*Provided records*
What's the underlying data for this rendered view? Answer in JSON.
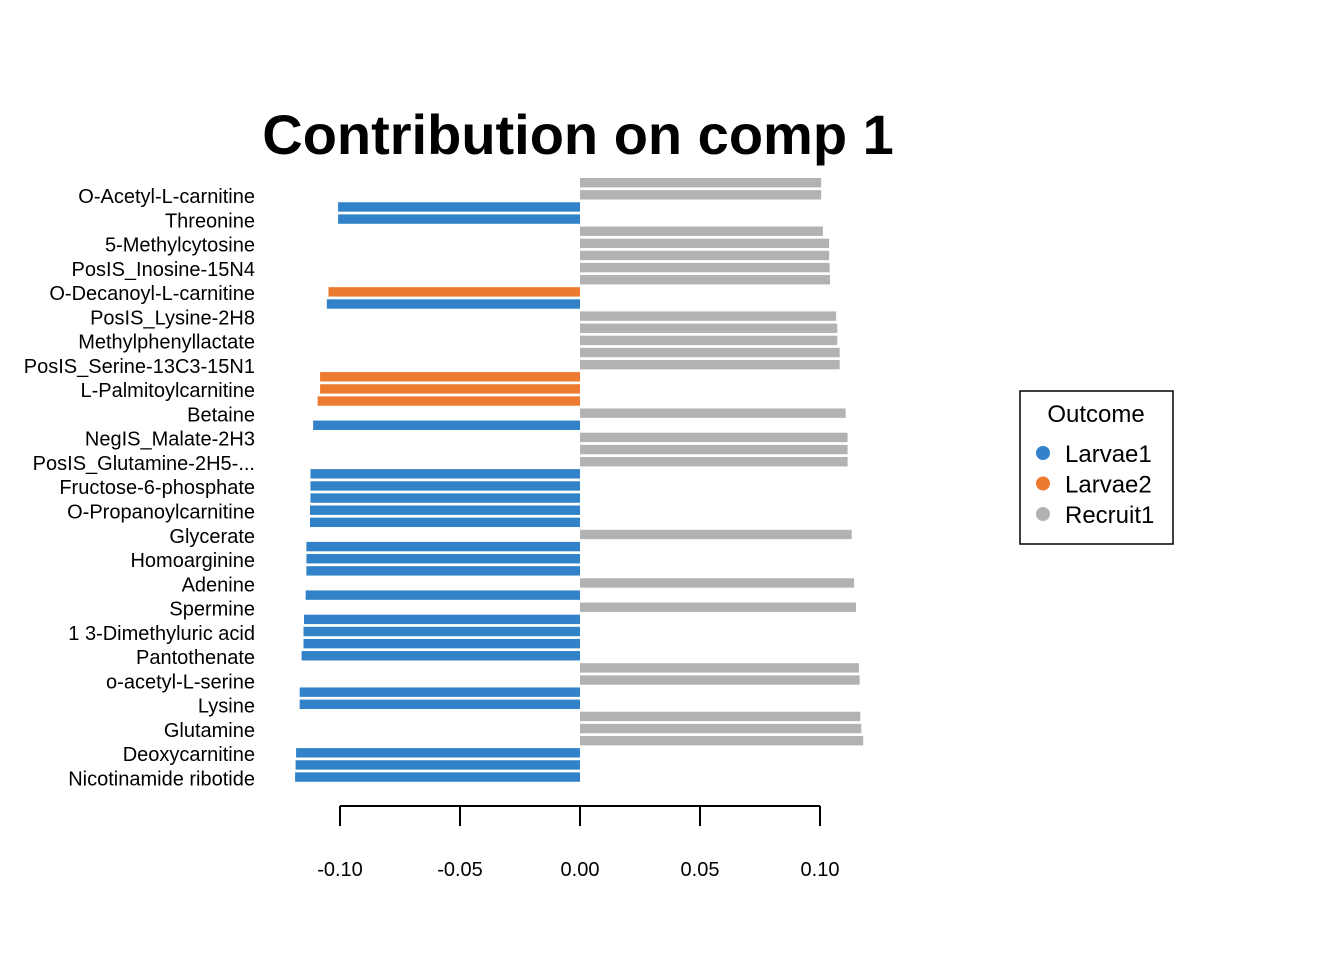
{
  "chart_data": {
    "type": "bar",
    "orientation": "horizontal",
    "title": "Contribution on comp 1",
    "xlabel": "",
    "ylabel": "",
    "xlim": [
      -0.12,
      0.12
    ],
    "xticks": [
      -0.1,
      -0.05,
      0.0,
      0.05,
      0.1
    ],
    "xtick_labels": [
      "-0.10",
      "-0.05",
      "0.00",
      "0.05",
      "0.10"
    ],
    "grid": false,
    "legend": {
      "title": "Outcome",
      "placement": "right",
      "items": [
        {
          "name": "Larvae1",
          "color": "#3182C8"
        },
        {
          "name": "Larvae2",
          "color": "#ED7B2F"
        },
        {
          "name": "Recruit1",
          "color": "#B2B2B2"
        }
      ]
    },
    "row_labels": [
      "O-Acetyl-L-carnitine",
      "Threonine",
      "5-Methylcytosine",
      "PosIS_Inosine-15N4",
      "O-Decanoyl-L-carnitine",
      "PosIS_Lysine-2H8",
      "Methylphenyllactate",
      "PosIS_Serine-13C3-15N1",
      "L-Palmitoylcarnitine",
      "Betaine",
      "NegIS_Malate-2H3",
      "PosIS_Glutamine-2H5-...",
      "Fructose-6-phosphate",
      "O-Propanoylcarnitine",
      "Glycerate",
      "Homoarginine",
      "Adenine",
      "Spermine",
      "1 3-Dimethyluric acid",
      "Pantothenate",
      "o-acetyl-L-serine",
      "Lysine",
      "Glutamine",
      "Deoxycarnitine",
      "Nicotinamide ribotide"
    ],
    "bars": [
      {
        "value": 0.1005,
        "group": "Recruit1"
      },
      {
        "value": 0.1005,
        "group": "Recruit1"
      },
      {
        "value": -0.1008,
        "group": "Larvae1"
      },
      {
        "value": -0.1008,
        "group": "Larvae1"
      },
      {
        "value": 0.1012,
        "group": "Recruit1"
      },
      {
        "value": 0.1038,
        "group": "Recruit1"
      },
      {
        "value": 0.1038,
        "group": "Recruit1"
      },
      {
        "value": 0.104,
        "group": "Recruit1"
      },
      {
        "value": 0.1042,
        "group": "Recruit1"
      },
      {
        "value": -0.1048,
        "group": "Larvae2"
      },
      {
        "value": -0.1055,
        "group": "Larvae1"
      },
      {
        "value": 0.1067,
        "group": "Recruit1"
      },
      {
        "value": 0.1072,
        "group": "Recruit1"
      },
      {
        "value": 0.1072,
        "group": "Recruit1"
      },
      {
        "value": 0.1082,
        "group": "Recruit1"
      },
      {
        "value": 0.1082,
        "group": "Recruit1"
      },
      {
        "value": -0.1083,
        "group": "Larvae2"
      },
      {
        "value": -0.1083,
        "group": "Larvae2"
      },
      {
        "value": -0.1093,
        "group": "Larvae2"
      },
      {
        "value": 0.1107,
        "group": "Recruit1"
      },
      {
        "value": -0.1112,
        "group": "Larvae1"
      },
      {
        "value": 0.1115,
        "group": "Recruit1"
      },
      {
        "value": 0.1115,
        "group": "Recruit1"
      },
      {
        "value": 0.1115,
        "group": "Recruit1"
      },
      {
        "value": -0.1123,
        "group": "Larvae1"
      },
      {
        "value": -0.1123,
        "group": "Larvae1"
      },
      {
        "value": -0.1123,
        "group": "Larvae1"
      },
      {
        "value": -0.1125,
        "group": "Larvae1"
      },
      {
        "value": -0.1125,
        "group": "Larvae1"
      },
      {
        "value": 0.1132,
        "group": "Recruit1"
      },
      {
        "value": -0.114,
        "group": "Larvae1"
      },
      {
        "value": -0.114,
        "group": "Larvae1"
      },
      {
        "value": -0.114,
        "group": "Larvae1"
      },
      {
        "value": 0.1142,
        "group": "Recruit1"
      },
      {
        "value": -0.1143,
        "group": "Larvae1"
      },
      {
        "value": 0.115,
        "group": "Recruit1"
      },
      {
        "value": -0.115,
        "group": "Larvae1"
      },
      {
        "value": -0.1152,
        "group": "Larvae1"
      },
      {
        "value": -0.1152,
        "group": "Larvae1"
      },
      {
        "value": -0.116,
        "group": "Larvae1"
      },
      {
        "value": 0.1162,
        "group": "Recruit1"
      },
      {
        "value": 0.1165,
        "group": "Recruit1"
      },
      {
        "value": -0.1168,
        "group": "Larvae1"
      },
      {
        "value": -0.1168,
        "group": "Larvae1"
      },
      {
        "value": 0.1168,
        "group": "Recruit1"
      },
      {
        "value": 0.1172,
        "group": "Recruit1"
      },
      {
        "value": 0.118,
        "group": "Recruit1"
      },
      {
        "value": -0.1183,
        "group": "Larvae1"
      },
      {
        "value": -0.1185,
        "group": "Larvae1"
      },
      {
        "value": -0.1187,
        "group": "Larvae1"
      }
    ]
  }
}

*Prompt*
Every record above should be transcribed exactly; the pictures stay out of the copy.

*Response to the task*
What's the underlying data for this rendered view? Answer in JSON.
{
  "chart_data": {
    "type": "bar",
    "orientation": "horizontal",
    "title": "Contribution on comp 1",
    "xlabel": "",
    "ylabel": "",
    "xlim": [
      -0.12,
      0.12
    ],
    "xticks": [
      -0.1,
      -0.05,
      0.0,
      0.05,
      0.1
    ],
    "xtick_labels": [
      "-0.10",
      "-0.05",
      "0.00",
      "0.05",
      "0.10"
    ],
    "grid": false,
    "legend": {
      "title": "Outcome",
      "placement": "right",
      "items": [
        {
          "name": "Larvae1",
          "color": "#3182C8"
        },
        {
          "name": "Larvae2",
          "color": "#ED7B2F"
        },
        {
          "name": "Recruit1",
          "color": "#B2B2B2"
        }
      ]
    },
    "row_labels": [
      "O-Acetyl-L-carnitine",
      "Threonine",
      "5-Methylcytosine",
      "PosIS_Inosine-15N4",
      "O-Decanoyl-L-carnitine",
      "PosIS_Lysine-2H8",
      "Methylphenyllactate",
      "PosIS_Serine-13C3-15N1",
      "L-Palmitoylcarnitine",
      "Betaine",
      "NegIS_Malate-2H3",
      "PosIS_Glutamine-2H5-...",
      "Fructose-6-phosphate",
      "O-Propanoylcarnitine",
      "Glycerate",
      "Homoarginine",
      "Adenine",
      "Spermine",
      "1 3-Dimethyluric acid",
      "Pantothenate",
      "o-acetyl-L-serine",
      "Lysine",
      "Glutamine",
      "Deoxycarnitine",
      "Nicotinamide ribotide"
    ],
    "bars": [
      {
        "value": 0.1005,
        "group": "Recruit1"
      },
      {
        "value": 0.1005,
        "group": "Recruit1"
      },
      {
        "value": -0.1008,
        "group": "Larvae1"
      },
      {
        "value": -0.1008,
        "group": "Larvae1"
      },
      {
        "value": 0.1012,
        "group": "Recruit1"
      },
      {
        "value": 0.1038,
        "group": "Recruit1"
      },
      {
        "value": 0.1038,
        "group": "Recruit1"
      },
      {
        "value": 0.104,
        "group": "Recruit1"
      },
      {
        "value": 0.1042,
        "group": "Recruit1"
      },
      {
        "value": -0.1048,
        "group": "Larvae2"
      },
      {
        "value": -0.1055,
        "group": "Larvae1"
      },
      {
        "value": 0.1067,
        "group": "Recruit1"
      },
      {
        "value": 0.1072,
        "group": "Recruit1"
      },
      {
        "value": 0.1072,
        "group": "Recruit1"
      },
      {
        "value": 0.1082,
        "group": "Recruit1"
      },
      {
        "value": 0.1082,
        "group": "Recruit1"
      },
      {
        "value": -0.1083,
        "group": "Larvae2"
      },
      {
        "value": -0.1083,
        "group": "Larvae2"
      },
      {
        "value": -0.1093,
        "group": "Larvae2"
      },
      {
        "value": 0.1107,
        "group": "Recruit1"
      },
      {
        "value": -0.1112,
        "group": "Larvae1"
      },
      {
        "value": 0.1115,
        "group": "Recruit1"
      },
      {
        "value": 0.1115,
        "group": "Recruit1"
      },
      {
        "value": 0.1115,
        "group": "Recruit1"
      },
      {
        "value": -0.1123,
        "group": "Larvae1"
      },
      {
        "value": -0.1123,
        "group": "Larvae1"
      },
      {
        "value": -0.1123,
        "group": "Larvae1"
      },
      {
        "value": -0.1125,
        "group": "Larvae1"
      },
      {
        "value": -0.1125,
        "group": "Larvae1"
      },
      {
        "value": 0.1132,
        "group": "Recruit1"
      },
      {
        "value": -0.114,
        "group": "Larvae1"
      },
      {
        "value": -0.114,
        "group": "Larvae1"
      },
      {
        "value": -0.114,
        "group": "Larvae1"
      },
      {
        "value": 0.1142,
        "group": "Recruit1"
      },
      {
        "value": -0.1143,
        "group": "Larvae1"
      },
      {
        "value": 0.115,
        "group": "Recruit1"
      },
      {
        "value": -0.115,
        "group": "Larvae1"
      },
      {
        "value": -0.1152,
        "group": "Larvae1"
      },
      {
        "value": -0.1152,
        "group": "Larvae1"
      },
      {
        "value": -0.116,
        "group": "Larvae1"
      },
      {
        "value": 0.1162,
        "group": "Recruit1"
      },
      {
        "value": 0.1165,
        "group": "Recruit1"
      },
      {
        "value": -0.1168,
        "group": "Larvae1"
      },
      {
        "value": -0.1168,
        "group": "Larvae1"
      },
      {
        "value": 0.1168,
        "group": "Recruit1"
      },
      {
        "value": 0.1172,
        "group": "Recruit1"
      },
      {
        "value": 0.118,
        "group": "Recruit1"
      },
      {
        "value": -0.1183,
        "group": "Larvae1"
      },
      {
        "value": -0.1185,
        "group": "Larvae1"
      },
      {
        "value": -0.1187,
        "group": "Larvae1"
      }
    ]
  }
}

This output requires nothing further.